(Records from a data source)
+--

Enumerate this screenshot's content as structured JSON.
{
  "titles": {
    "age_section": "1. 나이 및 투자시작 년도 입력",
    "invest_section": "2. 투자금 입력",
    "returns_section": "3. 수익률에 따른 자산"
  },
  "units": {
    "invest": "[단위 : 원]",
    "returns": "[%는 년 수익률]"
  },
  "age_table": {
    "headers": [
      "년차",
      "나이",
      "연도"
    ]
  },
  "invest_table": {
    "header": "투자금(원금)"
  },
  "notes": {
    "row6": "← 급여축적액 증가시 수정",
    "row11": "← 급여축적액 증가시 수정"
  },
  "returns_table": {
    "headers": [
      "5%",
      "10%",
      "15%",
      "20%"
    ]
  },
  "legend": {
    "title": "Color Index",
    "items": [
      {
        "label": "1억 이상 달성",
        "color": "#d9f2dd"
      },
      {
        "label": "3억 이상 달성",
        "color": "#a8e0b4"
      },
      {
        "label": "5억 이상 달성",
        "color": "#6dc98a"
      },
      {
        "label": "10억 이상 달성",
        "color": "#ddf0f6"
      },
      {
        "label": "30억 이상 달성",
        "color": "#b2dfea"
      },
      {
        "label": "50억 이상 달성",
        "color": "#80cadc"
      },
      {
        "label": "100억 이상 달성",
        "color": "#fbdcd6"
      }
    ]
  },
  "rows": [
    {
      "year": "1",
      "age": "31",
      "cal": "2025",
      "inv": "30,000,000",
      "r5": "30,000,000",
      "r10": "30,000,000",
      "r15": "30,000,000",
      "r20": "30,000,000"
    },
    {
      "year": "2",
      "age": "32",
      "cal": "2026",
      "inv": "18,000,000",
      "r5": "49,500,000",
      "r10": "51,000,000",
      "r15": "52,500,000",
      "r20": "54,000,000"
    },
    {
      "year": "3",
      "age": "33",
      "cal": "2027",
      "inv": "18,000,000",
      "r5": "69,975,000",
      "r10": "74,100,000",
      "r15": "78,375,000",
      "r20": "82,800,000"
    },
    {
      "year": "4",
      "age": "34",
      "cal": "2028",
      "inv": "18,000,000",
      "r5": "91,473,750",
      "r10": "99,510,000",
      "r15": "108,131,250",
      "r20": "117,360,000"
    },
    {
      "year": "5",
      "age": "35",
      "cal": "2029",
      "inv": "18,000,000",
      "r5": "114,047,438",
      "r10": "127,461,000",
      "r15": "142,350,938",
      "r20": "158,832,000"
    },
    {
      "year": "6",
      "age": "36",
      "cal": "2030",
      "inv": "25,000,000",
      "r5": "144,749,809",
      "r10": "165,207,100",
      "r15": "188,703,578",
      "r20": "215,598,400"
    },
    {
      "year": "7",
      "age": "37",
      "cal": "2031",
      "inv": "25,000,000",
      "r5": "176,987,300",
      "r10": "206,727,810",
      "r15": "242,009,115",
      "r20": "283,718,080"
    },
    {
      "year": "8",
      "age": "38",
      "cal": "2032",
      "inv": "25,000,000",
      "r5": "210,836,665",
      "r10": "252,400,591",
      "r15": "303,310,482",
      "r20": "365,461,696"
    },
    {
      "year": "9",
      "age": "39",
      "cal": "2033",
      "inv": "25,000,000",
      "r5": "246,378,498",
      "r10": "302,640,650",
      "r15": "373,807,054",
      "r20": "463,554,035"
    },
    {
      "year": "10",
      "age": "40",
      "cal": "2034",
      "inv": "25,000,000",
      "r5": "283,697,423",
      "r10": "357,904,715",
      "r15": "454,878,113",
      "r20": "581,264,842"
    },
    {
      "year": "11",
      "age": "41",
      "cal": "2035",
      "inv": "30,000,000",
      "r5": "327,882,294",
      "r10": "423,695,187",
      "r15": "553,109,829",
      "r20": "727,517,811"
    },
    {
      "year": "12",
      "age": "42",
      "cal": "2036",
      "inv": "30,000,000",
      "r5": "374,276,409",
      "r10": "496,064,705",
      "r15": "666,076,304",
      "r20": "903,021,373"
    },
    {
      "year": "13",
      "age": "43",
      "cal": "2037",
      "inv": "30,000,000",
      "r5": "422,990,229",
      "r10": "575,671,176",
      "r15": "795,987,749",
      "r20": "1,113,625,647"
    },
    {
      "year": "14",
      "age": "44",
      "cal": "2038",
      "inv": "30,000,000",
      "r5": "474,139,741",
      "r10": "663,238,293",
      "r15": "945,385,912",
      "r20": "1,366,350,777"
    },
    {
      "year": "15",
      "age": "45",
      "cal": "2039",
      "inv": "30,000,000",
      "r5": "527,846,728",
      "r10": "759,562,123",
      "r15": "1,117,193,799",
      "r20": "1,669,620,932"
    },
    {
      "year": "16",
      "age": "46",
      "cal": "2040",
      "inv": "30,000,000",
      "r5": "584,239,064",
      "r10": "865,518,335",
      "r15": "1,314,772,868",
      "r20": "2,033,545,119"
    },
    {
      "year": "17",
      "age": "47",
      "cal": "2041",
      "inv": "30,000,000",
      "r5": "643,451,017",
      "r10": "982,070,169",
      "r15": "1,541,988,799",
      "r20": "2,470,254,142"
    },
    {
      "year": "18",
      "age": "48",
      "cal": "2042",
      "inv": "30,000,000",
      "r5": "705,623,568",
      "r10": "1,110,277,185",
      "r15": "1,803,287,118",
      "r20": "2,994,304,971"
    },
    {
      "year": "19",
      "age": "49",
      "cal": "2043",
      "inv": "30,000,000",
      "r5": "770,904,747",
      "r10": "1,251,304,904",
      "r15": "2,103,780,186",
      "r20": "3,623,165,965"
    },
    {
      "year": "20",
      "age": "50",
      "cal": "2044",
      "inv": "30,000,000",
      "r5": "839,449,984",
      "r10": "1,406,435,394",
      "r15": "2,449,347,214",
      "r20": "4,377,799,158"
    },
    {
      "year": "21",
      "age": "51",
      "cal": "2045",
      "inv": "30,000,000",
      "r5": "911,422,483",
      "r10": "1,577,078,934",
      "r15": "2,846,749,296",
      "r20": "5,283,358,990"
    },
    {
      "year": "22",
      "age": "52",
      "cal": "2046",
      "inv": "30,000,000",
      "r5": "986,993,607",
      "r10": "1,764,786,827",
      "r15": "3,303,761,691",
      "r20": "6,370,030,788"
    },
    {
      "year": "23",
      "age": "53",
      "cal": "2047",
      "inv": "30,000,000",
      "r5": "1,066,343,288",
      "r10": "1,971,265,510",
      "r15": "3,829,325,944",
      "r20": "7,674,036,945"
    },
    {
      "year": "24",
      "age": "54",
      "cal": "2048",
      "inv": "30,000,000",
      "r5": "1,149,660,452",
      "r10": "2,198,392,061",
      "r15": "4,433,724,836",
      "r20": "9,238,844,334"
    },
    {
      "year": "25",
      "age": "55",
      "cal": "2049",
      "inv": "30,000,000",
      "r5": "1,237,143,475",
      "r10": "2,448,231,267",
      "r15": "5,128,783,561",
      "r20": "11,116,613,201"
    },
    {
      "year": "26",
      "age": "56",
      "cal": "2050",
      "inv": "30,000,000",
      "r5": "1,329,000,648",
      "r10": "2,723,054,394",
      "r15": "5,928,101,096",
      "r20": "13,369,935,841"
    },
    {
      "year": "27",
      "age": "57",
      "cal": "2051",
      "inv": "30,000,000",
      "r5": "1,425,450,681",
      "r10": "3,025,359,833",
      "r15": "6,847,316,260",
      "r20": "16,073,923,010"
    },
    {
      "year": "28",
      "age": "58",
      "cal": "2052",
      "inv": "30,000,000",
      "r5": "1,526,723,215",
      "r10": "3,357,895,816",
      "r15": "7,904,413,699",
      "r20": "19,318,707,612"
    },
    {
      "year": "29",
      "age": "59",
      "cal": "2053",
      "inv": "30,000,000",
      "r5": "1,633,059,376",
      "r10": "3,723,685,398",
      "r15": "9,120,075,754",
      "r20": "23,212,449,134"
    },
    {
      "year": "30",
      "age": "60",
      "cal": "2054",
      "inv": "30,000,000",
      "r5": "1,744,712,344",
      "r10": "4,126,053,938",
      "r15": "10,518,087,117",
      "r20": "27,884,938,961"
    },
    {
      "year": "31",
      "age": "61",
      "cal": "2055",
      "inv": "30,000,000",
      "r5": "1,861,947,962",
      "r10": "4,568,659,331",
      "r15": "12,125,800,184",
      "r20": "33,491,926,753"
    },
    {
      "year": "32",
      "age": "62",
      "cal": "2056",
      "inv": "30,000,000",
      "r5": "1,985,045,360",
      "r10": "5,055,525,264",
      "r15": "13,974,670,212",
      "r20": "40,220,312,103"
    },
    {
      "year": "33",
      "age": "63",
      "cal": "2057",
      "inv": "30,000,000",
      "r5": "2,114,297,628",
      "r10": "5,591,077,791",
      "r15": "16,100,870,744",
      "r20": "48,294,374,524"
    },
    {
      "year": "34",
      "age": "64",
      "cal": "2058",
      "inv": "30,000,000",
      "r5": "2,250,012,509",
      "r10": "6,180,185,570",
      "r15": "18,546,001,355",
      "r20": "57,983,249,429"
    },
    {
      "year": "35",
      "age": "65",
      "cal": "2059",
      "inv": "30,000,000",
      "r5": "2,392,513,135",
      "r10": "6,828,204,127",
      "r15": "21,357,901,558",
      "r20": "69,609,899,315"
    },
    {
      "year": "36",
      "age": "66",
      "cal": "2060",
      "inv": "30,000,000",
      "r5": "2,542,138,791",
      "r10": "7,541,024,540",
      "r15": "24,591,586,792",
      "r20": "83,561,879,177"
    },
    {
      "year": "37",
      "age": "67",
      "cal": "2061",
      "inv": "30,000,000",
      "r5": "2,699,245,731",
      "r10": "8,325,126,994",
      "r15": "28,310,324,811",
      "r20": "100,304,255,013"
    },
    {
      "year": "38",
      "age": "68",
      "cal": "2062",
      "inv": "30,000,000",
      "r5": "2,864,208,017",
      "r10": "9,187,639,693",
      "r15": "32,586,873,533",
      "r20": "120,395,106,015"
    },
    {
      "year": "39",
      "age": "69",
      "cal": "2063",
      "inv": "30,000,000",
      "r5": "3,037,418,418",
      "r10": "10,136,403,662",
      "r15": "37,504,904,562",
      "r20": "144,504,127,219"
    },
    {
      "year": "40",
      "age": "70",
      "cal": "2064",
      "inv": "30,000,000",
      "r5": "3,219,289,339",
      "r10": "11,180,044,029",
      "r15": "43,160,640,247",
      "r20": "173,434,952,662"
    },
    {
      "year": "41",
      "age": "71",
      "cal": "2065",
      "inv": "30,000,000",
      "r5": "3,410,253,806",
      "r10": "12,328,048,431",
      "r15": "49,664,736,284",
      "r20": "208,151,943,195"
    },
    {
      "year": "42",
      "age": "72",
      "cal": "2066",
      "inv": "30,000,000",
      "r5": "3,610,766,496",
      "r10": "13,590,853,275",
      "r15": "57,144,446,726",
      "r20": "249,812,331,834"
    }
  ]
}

+--

Find the lines above that contain the word "label" and collect them.

> _ANSWER TO THE EXERCISE_
        "label": "1억 이상 달성",
        "label": "3억 이상 달성",
        "label": "5억 이상 달성",
        "label": "10억 이상 달성",
        "label": "30억 이상 달성",
        "label": "50억 이상 달성",
        "label": "100억 이상 달성",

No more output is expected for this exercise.